Вселенная завершится интеграцией личностных центров в совершенном соответствии с законами единства, и здесь являет себя Бог - Центр центров» 11. Мы видим, что идея универсального синтеза, возможного лишь через трансцендентное начало, одинаково близка и Соловьёву, и Тейяру.
Соловьёв видит всеединство не как однажды наступившее состояние мира, но как процесс: «... постепенная реализация идеального всеединства составляет смысл и цель мирового процесса. Как под божественным порядком все вечно есть абсолютный организм, так по закону природного бытия все постепенно становится таким организмом во времени. Если пространство есть форма внешнего единства природного мира и условие механического взаимодействия существ, то время есть форма внутреннего объединения и условие для восстановления органической связи существующего, которая в природе, не будучи данною, по необходимости является достигаемою, т. е. как процесс» 12. Еще настойчивее тема вечного становления звучит у французского мыслителя. Тейяр, будучи не только философом, но и представителем естествознания, палеонтологом, не может истолковывать Священное Писание иначе, как в духе универсального эволюционизма: «что такое эволюция - теория, система, гипотеза?.. Нет, нечто гораздо большее, чем все это: она - основное условие, которому должны отныне подчиняться и удовлетворять все теории, гипотезы, системы, если они хотят быть разумными и истинными. Свет, озаряющий все факты, кривая, в которой должны сомкнуться все линии, - вот что такое эволюция» 13.

__Письменное задание__
Ответьте, пожалуйста, по фрагменту о Соловьёве и Тейяре: кем, помимо философа, был Тейяр?

__Исходные данные__
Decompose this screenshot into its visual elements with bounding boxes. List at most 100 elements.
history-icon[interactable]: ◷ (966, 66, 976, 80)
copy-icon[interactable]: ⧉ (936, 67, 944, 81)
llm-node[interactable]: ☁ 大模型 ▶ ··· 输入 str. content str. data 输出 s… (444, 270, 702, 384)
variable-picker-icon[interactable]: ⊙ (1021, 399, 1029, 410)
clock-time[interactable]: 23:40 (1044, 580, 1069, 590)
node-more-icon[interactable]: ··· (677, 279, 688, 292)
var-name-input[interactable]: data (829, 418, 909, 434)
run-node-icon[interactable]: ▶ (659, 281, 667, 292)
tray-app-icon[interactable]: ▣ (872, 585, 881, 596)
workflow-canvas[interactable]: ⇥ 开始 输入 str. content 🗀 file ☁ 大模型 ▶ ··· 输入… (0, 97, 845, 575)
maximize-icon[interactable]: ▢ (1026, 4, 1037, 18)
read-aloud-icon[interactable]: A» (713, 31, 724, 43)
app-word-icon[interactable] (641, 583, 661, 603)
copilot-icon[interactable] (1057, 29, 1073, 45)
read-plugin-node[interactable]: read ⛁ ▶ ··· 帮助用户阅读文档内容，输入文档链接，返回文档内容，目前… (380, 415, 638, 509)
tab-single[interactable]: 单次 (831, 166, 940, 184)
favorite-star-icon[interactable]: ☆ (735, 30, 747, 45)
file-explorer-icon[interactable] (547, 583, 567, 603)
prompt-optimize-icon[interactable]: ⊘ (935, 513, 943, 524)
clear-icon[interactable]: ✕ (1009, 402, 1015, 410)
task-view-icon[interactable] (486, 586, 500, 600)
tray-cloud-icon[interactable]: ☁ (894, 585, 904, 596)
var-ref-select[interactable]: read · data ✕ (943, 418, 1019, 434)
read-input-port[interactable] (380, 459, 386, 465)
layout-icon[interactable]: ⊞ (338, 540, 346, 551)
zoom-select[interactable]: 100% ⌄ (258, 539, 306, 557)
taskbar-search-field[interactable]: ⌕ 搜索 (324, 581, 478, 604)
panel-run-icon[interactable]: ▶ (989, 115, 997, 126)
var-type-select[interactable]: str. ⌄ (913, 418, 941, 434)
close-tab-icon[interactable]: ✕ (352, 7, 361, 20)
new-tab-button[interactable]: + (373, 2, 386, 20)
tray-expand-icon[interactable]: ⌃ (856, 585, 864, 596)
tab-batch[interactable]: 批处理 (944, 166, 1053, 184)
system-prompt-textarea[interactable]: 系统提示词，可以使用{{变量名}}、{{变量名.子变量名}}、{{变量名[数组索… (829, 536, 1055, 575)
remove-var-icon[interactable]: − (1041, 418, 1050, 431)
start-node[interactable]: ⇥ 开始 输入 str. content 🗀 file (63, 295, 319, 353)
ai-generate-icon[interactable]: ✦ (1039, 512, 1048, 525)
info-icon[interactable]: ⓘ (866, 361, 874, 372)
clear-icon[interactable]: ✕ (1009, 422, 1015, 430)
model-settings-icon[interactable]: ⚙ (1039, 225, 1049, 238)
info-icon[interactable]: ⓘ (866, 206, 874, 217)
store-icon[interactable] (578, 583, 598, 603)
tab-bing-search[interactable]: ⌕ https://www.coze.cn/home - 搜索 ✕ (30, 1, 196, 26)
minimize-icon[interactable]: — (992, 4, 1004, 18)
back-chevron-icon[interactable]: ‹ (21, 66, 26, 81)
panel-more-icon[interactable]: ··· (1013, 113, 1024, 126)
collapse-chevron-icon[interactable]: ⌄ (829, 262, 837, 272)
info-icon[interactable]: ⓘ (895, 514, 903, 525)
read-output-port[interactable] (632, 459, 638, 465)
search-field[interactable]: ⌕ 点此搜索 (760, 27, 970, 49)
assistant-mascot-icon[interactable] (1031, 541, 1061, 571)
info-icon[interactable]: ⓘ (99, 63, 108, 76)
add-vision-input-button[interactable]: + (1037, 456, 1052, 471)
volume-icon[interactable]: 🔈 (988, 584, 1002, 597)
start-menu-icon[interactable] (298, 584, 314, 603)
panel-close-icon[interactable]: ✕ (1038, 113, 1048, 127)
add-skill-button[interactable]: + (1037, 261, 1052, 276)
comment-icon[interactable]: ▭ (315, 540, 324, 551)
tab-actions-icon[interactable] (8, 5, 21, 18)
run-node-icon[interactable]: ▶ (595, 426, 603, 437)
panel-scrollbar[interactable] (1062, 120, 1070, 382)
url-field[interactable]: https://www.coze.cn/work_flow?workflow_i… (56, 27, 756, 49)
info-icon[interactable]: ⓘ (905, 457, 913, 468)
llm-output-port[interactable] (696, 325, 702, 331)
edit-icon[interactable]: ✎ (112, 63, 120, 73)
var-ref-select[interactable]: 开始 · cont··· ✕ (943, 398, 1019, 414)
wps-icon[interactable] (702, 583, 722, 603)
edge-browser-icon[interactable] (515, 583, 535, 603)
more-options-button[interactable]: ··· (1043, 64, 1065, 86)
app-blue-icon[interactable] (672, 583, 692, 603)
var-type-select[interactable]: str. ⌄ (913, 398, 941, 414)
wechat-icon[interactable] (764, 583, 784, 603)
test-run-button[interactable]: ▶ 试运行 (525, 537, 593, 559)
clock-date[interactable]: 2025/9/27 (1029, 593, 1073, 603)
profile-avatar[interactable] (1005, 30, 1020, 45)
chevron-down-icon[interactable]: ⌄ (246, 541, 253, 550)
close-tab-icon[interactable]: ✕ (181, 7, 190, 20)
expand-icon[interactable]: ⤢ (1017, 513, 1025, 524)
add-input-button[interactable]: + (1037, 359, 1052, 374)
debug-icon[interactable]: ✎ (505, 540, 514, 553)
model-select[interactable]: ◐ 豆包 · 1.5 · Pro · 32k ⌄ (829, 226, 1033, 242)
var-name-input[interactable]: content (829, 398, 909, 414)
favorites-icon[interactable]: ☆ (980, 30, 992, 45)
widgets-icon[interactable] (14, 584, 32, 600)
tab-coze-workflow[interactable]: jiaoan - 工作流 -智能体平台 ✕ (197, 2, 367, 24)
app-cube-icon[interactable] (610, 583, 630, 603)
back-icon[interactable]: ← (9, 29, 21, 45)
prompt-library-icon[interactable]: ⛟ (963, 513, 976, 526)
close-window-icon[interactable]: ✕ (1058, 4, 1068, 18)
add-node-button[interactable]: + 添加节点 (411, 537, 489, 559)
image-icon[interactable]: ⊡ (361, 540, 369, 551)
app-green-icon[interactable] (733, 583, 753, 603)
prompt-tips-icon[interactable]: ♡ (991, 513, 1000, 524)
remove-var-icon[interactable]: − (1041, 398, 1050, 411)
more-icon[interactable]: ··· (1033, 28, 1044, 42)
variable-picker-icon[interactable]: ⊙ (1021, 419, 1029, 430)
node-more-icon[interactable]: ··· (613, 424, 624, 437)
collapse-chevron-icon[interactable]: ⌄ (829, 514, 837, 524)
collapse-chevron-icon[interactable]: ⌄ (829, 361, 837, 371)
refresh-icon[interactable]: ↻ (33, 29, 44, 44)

__Правильный ответ__
Представителем естествознания, палеонтологом.